**Exercise requirements**:
State how many lines in the records hold the word "accent", giving the number and no other text.

►

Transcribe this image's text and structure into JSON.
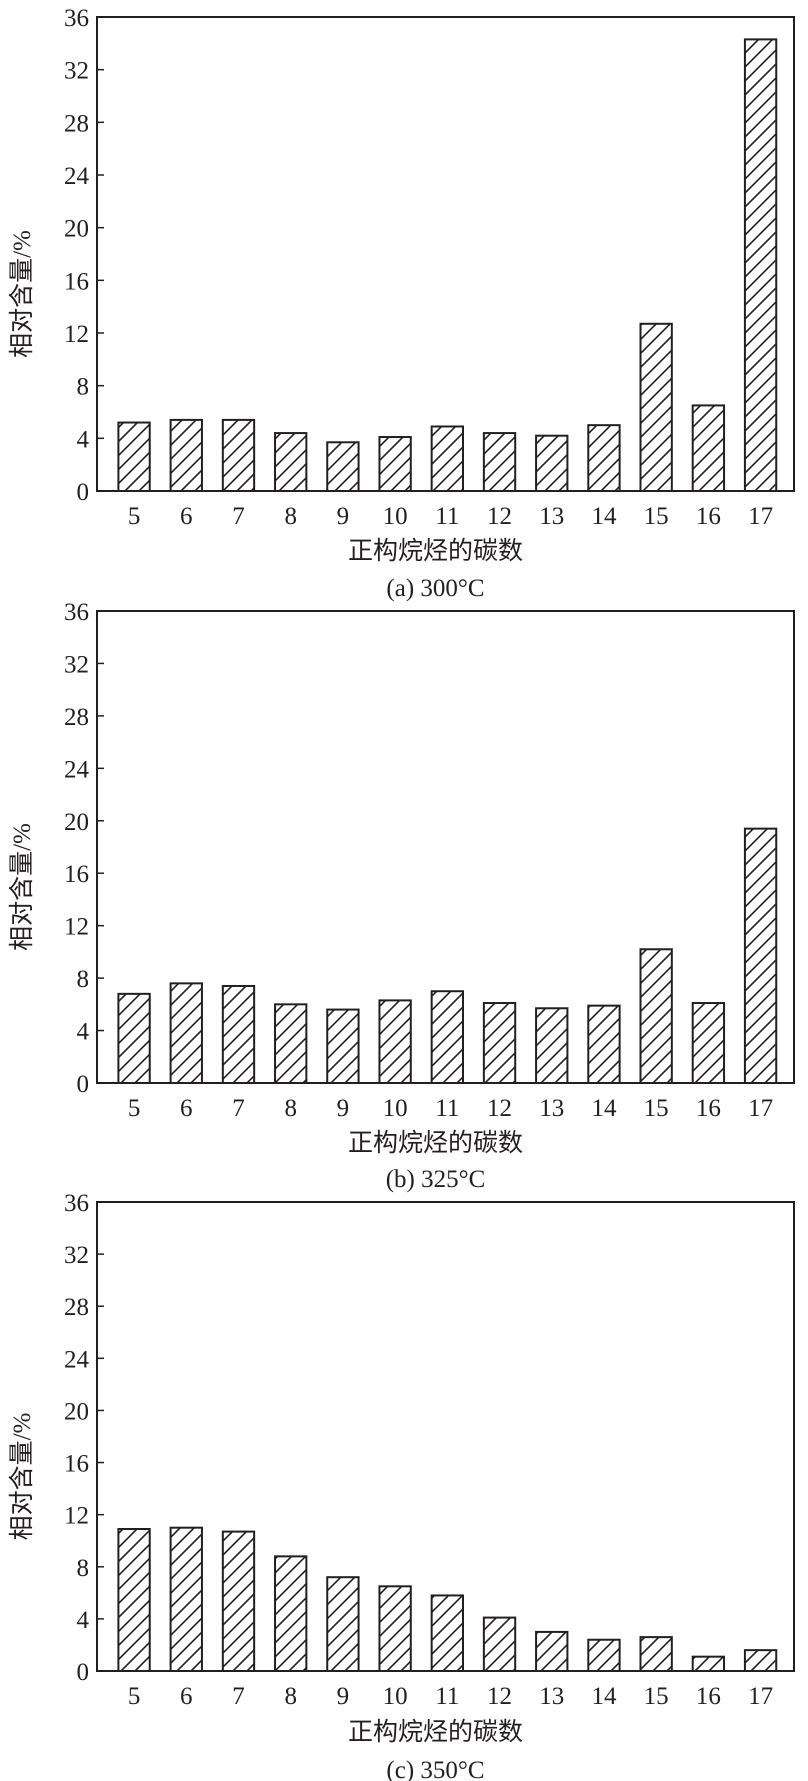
{
  "chart_data": [
    {
      "type": "bar",
      "caption": "(a) 300°C",
      "xlabel": "正构烷烃的碳数",
      "ylabel": "相对含量/%",
      "categories": [
        "5",
        "6",
        "7",
        "8",
        "9",
        "10",
        "11",
        "12",
        "13",
        "14",
        "15",
        "16",
        "17"
      ],
      "values": [
        5.2,
        5.4,
        5.4,
        4.4,
        3.7,
        4.1,
        4.9,
        4.4,
        4.2,
        5.0,
        12.7,
        6.5,
        34.3
      ],
      "ylim": [
        0,
        36
      ],
      "yticks": [
        "0",
        "4",
        "8",
        "12",
        "16",
        "20",
        "24",
        "28",
        "32",
        "36"
      ],
      "grid": false,
      "bar_fill": "diagonal-hatch",
      "color": "#231f20"
    },
    {
      "type": "bar",
      "caption": "(b) 325°C",
      "xlabel": "正构烷烃的碳数",
      "ylabel": "相对含量/%",
      "categories": [
        "5",
        "6",
        "7",
        "8",
        "9",
        "10",
        "11",
        "12",
        "13",
        "14",
        "15",
        "16",
        "17"
      ],
      "values": [
        6.8,
        7.6,
        7.4,
        6.0,
        5.6,
        6.3,
        7.0,
        6.1,
        5.7,
        5.9,
        10.2,
        6.1,
        19.4
      ],
      "ylim": [
        0,
        36
      ],
      "yticks": [
        "0",
        "4",
        "8",
        "12",
        "16",
        "20",
        "24",
        "28",
        "32",
        "36"
      ],
      "grid": false,
      "bar_fill": "diagonal-hatch",
      "color": "#231f20"
    },
    {
      "type": "bar",
      "caption": "(c) 350°C",
      "xlabel": "正构烷烃的碳数",
      "ylabel": "相对含量/%",
      "categories": [
        "5",
        "6",
        "7",
        "8",
        "9",
        "10",
        "11",
        "12",
        "13",
        "14",
        "15",
        "16",
        "17"
      ],
      "values": [
        10.9,
        11.0,
        10.7,
        8.8,
        7.2,
        6.5,
        5.8,
        4.1,
        3.0,
        2.4,
        2.6,
        1.1,
        1.6
      ],
      "ylim": [
        0,
        36
      ],
      "yticks": [
        "0",
        "4",
        "8",
        "12",
        "16",
        "20",
        "24",
        "28",
        "32",
        "36"
      ],
      "grid": false,
      "bar_fill": "diagonal-hatch",
      "color": "#231f20"
    }
  ]
}
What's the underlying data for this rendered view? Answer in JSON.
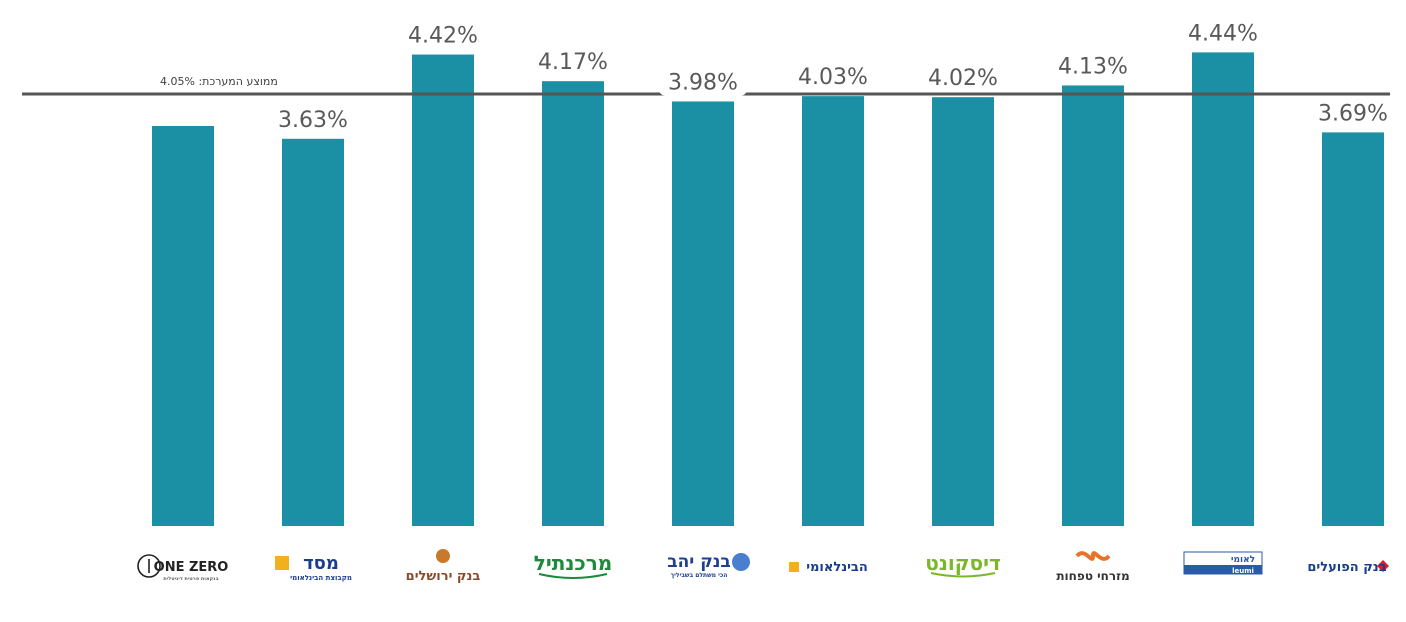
{
  "chart_data": {
    "type": "bar",
    "categories": [
      "ONE ZERO",
      "מסד",
      "בנק ירושלים",
      "מרכנתיל",
      "בנק יהב",
      "הבינלאומי",
      "דיסקונט",
      "מזרחי טפחות",
      "לאומי",
      "בנק הפועלים"
    ],
    "values": [
      3.75,
      3.63,
      4.42,
      4.17,
      3.98,
      4.03,
      4.02,
      4.13,
      4.44,
      3.69
    ],
    "data_labels": [
      "",
      "3.63%",
      "4.42%",
      "4.17%",
      "3.98%",
      "4.03%",
      "4.02%",
      "4.13%",
      "4.44%",
      "3.69%"
    ],
    "bar_color": "#1b8fa3",
    "ylim": [
      0,
      4.8
    ],
    "grid": false,
    "legend": "none",
    "reference_line": {
      "value": 4.05,
      "label": "ממוצע המערכת: 4.05%",
      "color": "#555555"
    }
  },
  "logos": [
    {
      "name": "one-zero",
      "main": "ONE ZERO",
      "sub": "בנקאות פרטית דיגיטלית",
      "color": "#222222"
    },
    {
      "name": "massad",
      "main": "מסד",
      "sub": "מקבוצת הבינלאומי",
      "color": "#1a3d8f",
      "accent": "#f2b01e"
    },
    {
      "name": "jerusalem",
      "main": "בנק ירושלים",
      "color": "#8a4b2a",
      "accent": "#c9792b"
    },
    {
      "name": "mercantile",
      "main": "מרכנתיל",
      "color": "#1d8a3a"
    },
    {
      "name": "yahav",
      "main": "בנק יהב",
      "sub": "הכי משתלם בשביליך",
      "color": "#1f3f8f"
    },
    {
      "name": "beinleumi",
      "main": "הבינלאומי",
      "color": "#1a3d8f",
      "accent": "#f2b01e"
    },
    {
      "name": "discount",
      "main": "דיסקונט",
      "color": "#7ab829"
    },
    {
      "name": "mizrahi",
      "main": "מזרחי טפחות",
      "color": "#333333",
      "accent": "#e8742a"
    },
    {
      "name": "leumi",
      "main": "לאומי",
      "sub": "leumi",
      "color": "#2a5ba8"
    },
    {
      "name": "hapoalim",
      "main": "בנק הפועלים",
      "color": "#1a3d8f",
      "accent": "#d0202e"
    }
  ]
}
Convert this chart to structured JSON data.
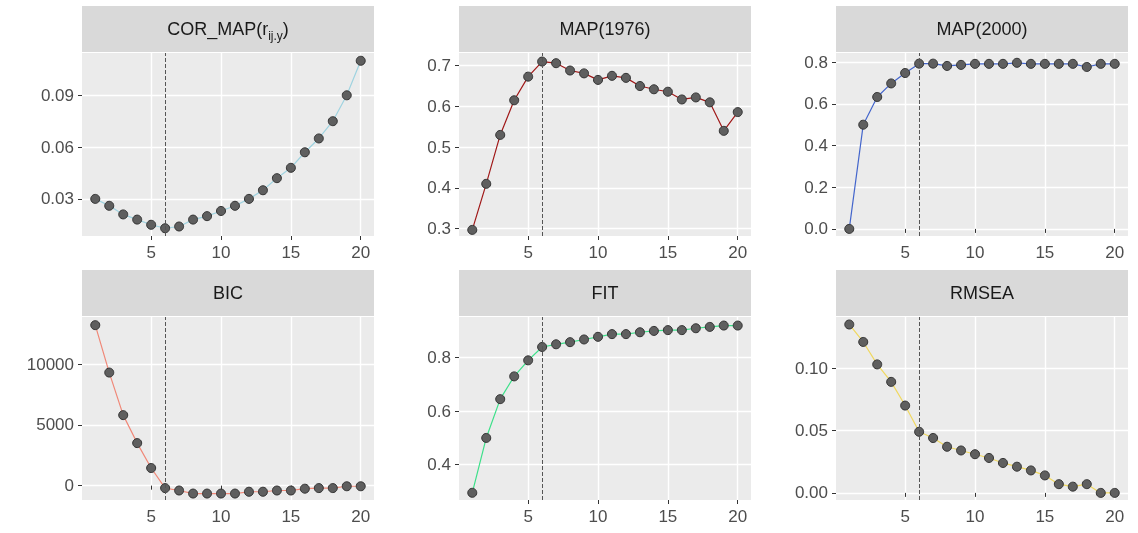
{
  "chart_data": [
    {
      "type": "line",
      "title": "COR_MAP(r$_{ij.y}$)",
      "x": [
        1,
        2,
        3,
        4,
        5,
        6,
        7,
        8,
        9,
        10,
        11,
        12,
        13,
        14,
        15,
        16,
        17,
        18,
        19,
        20
      ],
      "xlim": [
        0.05,
        20.95
      ],
      "xticks": [
        5,
        10,
        15,
        20
      ],
      "ylim": [
        0.0085,
        0.1145
      ],
      "yticks": [
        0.03,
        0.06,
        0.09
      ],
      "grid": true,
      "marker": "circle",
      "line_style": "solid",
      "ref_lines": [
        {
          "axis": "x",
          "value": 6,
          "line_style": "dashed",
          "color": "#555555"
        }
      ],
      "series": [
        {
          "color": "#9fd3e0",
          "values": [
            0.03,
            0.026,
            0.021,
            0.018,
            0.015,
            0.013,
            0.014,
            0.018,
            0.02,
            0.023,
            0.026,
            0.03,
            0.035,
            0.042,
            0.048,
            0.057,
            0.065,
            0.075,
            0.09,
            0.11
          ]
        }
      ]
    },
    {
      "type": "line",
      "title": "MAP(1976)",
      "x": [
        1,
        2,
        3,
        4,
        5,
        6,
        7,
        8,
        9,
        10,
        11,
        12,
        13,
        14,
        15,
        16,
        17,
        18,
        19,
        20
      ],
      "xlim": [
        0.05,
        20.95
      ],
      "xticks": [
        5,
        10,
        15,
        20
      ],
      "ylim": [
        0.282,
        0.731
      ],
      "yticks": [
        0.3,
        0.4,
        0.5,
        0.6,
        0.7
      ],
      "grid": true,
      "marker": "circle",
      "line_style": "solid",
      "ref_lines": [
        {
          "axis": "x",
          "value": 6,
          "line_style": "dashed",
          "color": "#555555"
        }
      ],
      "series": [
        {
          "color": "#a01818",
          "values": [
            0.297,
            0.41,
            0.53,
            0.615,
            0.673,
            0.71,
            0.706,
            0.688,
            0.681,
            0.665,
            0.675,
            0.67,
            0.65,
            0.642,
            0.636,
            0.617,
            0.622,
            0.61,
            0.54,
            0.586
          ]
        }
      ]
    },
    {
      "type": "line",
      "title": "MAP(2000)",
      "x": [
        1,
        2,
        3,
        4,
        5,
        6,
        7,
        8,
        9,
        10,
        11,
        12,
        13,
        14,
        15,
        16,
        17,
        18,
        19,
        20
      ],
      "xlim": [
        0.05,
        20.95
      ],
      "xticks": [
        5,
        10,
        15,
        20
      ],
      "ylim": [
        -0.034,
        0.844
      ],
      "yticks": [
        {
          "value": 0,
          "label": "0.0"
        },
        0.2,
        0.4,
        0.6,
        0.8
      ],
      "grid": true,
      "marker": "circle",
      "line_style": "solid",
      "ref_lines": [
        {
          "axis": "x",
          "value": 6,
          "line_style": "dashed",
          "color": "#555555"
        }
      ],
      "series": [
        {
          "color": "#4466cc",
          "values": [
            0,
            0.5,
            0.633,
            0.698,
            0.748,
            0.793,
            0.793,
            0.782,
            0.787,
            0.792,
            0.792,
            0.792,
            0.797,
            0.792,
            0.792,
            0.792,
            0.792,
            0.777,
            0.792,
            0.792
          ]
        }
      ]
    },
    {
      "type": "line",
      "title": "BIC",
      "x": [
        1,
        2,
        3,
        4,
        5,
        6,
        7,
        8,
        9,
        10,
        11,
        12,
        13,
        14,
        15,
        16,
        17,
        18,
        19,
        20
      ],
      "xlim": [
        0.05,
        20.95
      ],
      "xticks": [
        5,
        10,
        15,
        20
      ],
      "ylim": [
        -1180,
        13870
      ],
      "yticks": [
        0,
        5000,
        10000
      ],
      "grid": true,
      "marker": "circle",
      "line_style": "solid",
      "ref_lines": [
        {
          "axis": "x",
          "value": 6,
          "line_style": "dashed",
          "color": "#555555"
        }
      ],
      "series": [
        {
          "color": "#f08878",
          "values": [
            13200,
            9300,
            5800,
            3500,
            1450,
            -200,
            -400,
            -650,
            -650,
            -650,
            -650,
            -500,
            -500,
            -400,
            -400,
            -250,
            -200,
            -200,
            -50,
            -50
          ]
        }
      ]
    },
    {
      "type": "line",
      "title": "FIT",
      "x": [
        1,
        2,
        3,
        4,
        5,
        6,
        7,
        8,
        9,
        10,
        11,
        12,
        13,
        14,
        15,
        16,
        17,
        18,
        19,
        20
      ],
      "xlim": [
        0.05,
        20.95
      ],
      "xticks": [
        5,
        10,
        15,
        20
      ],
      "ylim": [
        0.268,
        0.952
      ],
      "yticks": [
        0.4,
        0.6,
        0.8
      ],
      "grid": true,
      "marker": "circle",
      "line_style": "solid",
      "ref_lines": [
        {
          "axis": "x",
          "value": 6,
          "line_style": "dashed",
          "color": "#555555"
        }
      ],
      "series": [
        {
          "color": "#3de08a",
          "values": [
            0.295,
            0.5,
            0.645,
            0.73,
            0.79,
            0.84,
            0.85,
            0.858,
            0.868,
            0.878,
            0.888,
            0.888,
            0.895,
            0.9,
            0.903,
            0.903,
            0.91,
            0.915,
            0.92,
            0.92
          ]
        }
      ]
    },
    {
      "type": "line",
      "title": "RMSEA",
      "x": [
        1,
        2,
        3,
        4,
        5,
        6,
        7,
        8,
        9,
        10,
        11,
        12,
        13,
        14,
        15,
        16,
        17,
        18,
        19,
        20
      ],
      "xlim": [
        0.05,
        20.95
      ],
      "xticks": [
        5,
        10,
        15,
        20
      ],
      "ylim": [
        -0.0057,
        0.141
      ],
      "yticks": [
        {
          "value": 0,
          "label": "0.00"
        },
        {
          "value": 0.05,
          "label": "0.05"
        },
        {
          "value": 0.1,
          "label": "0.10"
        }
      ],
      "grid": true,
      "marker": "circle",
      "line_style": "solid",
      "ref_lines": [
        {
          "axis": "x",
          "value": 6,
          "line_style": "dashed",
          "color": "#555555"
        }
      ],
      "series": [
        {
          "color": "#f0d860",
          "values": [
            0.135,
            0.121,
            0.103,
            0.089,
            0.07,
            0.049,
            0.044,
            0.037,
            0.034,
            0.031,
            0.028,
            0.024,
            0.021,
            0.018,
            0.014,
            0.007,
            0.005,
            0.007,
            0.0,
            0.0
          ]
        }
      ]
    }
  ]
}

◄

**Output below**:
5